§ What this task involves: Write the data out again, exactly as given.

§ Given entries:
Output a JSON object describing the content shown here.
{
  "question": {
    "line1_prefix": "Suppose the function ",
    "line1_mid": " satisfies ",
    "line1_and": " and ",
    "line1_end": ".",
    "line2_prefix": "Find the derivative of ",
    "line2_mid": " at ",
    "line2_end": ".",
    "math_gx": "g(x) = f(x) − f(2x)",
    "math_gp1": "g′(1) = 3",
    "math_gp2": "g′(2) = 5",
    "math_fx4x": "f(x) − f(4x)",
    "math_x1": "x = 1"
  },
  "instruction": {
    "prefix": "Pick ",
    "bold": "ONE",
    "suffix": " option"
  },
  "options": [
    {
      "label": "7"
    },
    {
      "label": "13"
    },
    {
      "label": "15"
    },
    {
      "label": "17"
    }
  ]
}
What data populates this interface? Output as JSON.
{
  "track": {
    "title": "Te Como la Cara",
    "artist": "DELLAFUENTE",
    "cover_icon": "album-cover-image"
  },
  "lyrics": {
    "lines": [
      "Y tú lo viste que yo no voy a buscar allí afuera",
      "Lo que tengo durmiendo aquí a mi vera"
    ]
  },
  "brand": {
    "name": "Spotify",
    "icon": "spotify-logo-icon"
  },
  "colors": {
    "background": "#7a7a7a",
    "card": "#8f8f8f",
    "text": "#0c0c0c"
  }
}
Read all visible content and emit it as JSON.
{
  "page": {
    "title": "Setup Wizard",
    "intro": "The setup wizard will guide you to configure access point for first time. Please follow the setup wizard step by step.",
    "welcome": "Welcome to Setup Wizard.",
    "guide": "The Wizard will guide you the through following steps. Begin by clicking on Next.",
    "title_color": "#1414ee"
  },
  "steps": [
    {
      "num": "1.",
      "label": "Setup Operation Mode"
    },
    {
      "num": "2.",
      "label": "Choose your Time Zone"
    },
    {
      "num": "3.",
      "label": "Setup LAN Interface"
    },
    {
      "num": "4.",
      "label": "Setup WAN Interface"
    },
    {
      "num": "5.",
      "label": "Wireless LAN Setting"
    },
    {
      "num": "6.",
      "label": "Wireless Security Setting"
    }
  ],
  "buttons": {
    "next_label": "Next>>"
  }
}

§ Reply to the exercise:
Output a JSON object describing the content shown here.
{
  "question": {
    "line1_prefix": "Suppose the function ",
    "line1_mid": " satisfies ",
    "line1_and": " and ",
    "line1_end": ".",
    "line2_prefix": "Find the derivative of ",
    "line2_mid": " at ",
    "line2_end": ".",
    "math_gx": "g(x) = f(x) − f(2x)",
    "math_gp1": "g′(1) = 3",
    "math_gp2": "g′(2) = 5",
    "math_fx4x": "f(x) − f(4x)",
    "math_x1": "x = 1"
  },
  "instruction": {
    "prefix": "Pick ",
    "bold": "ONE",
    "suffix": " option"
  },
  "options": [
    {
      "label": "7"
    },
    {
      "label": "13"
    },
    {
      "label": "15"
    },
    {
      "label": "17"
    }
  ]
}
What data populates this interface? Output as JSON.
{
  "track": {
    "title": "Te Como la Cara",
    "artist": "DELLAFUENTE",
    "cover_icon": "album-cover-image"
  },
  "lyrics": {
    "lines": [
      "Y tú lo viste que yo no voy a buscar allí afuera",
      "Lo que tengo durmiendo aquí a mi vera"
    ]
  },
  "brand": {
    "name": "Spotify",
    "icon": "spotify-logo-icon"
  },
  "colors": {
    "background": "#7a7a7a",
    "card": "#8f8f8f",
    "text": "#0c0c0c"
  }
}
Read all visible content and emit it as JSON.
{
  "page": {
    "title": "Setup Wizard",
    "intro": "The setup wizard will guide you to configure access point for first time. Please follow the setup wizard step by step.",
    "welcome": "Welcome to Setup Wizard.",
    "guide": "The Wizard will guide you the through following steps. Begin by clicking on Next.",
    "title_color": "#1414ee"
  },
  "steps": [
    {
      "num": "1.",
      "label": "Setup Operation Mode"
    },
    {
      "num": "2.",
      "label": "Choose your Time Zone"
    },
    {
      "num": "3.",
      "label": "Setup LAN Interface"
    },
    {
      "num": "4.",
      "label": "Setup WAN Interface"
    },
    {
      "num": "5.",
      "label": "Wireless LAN Setting"
    },
    {
      "num": "6.",
      "label": "Wireless Security Setting"
    }
  ],
  "buttons": {
    "next_label": "Next>>"
  }
}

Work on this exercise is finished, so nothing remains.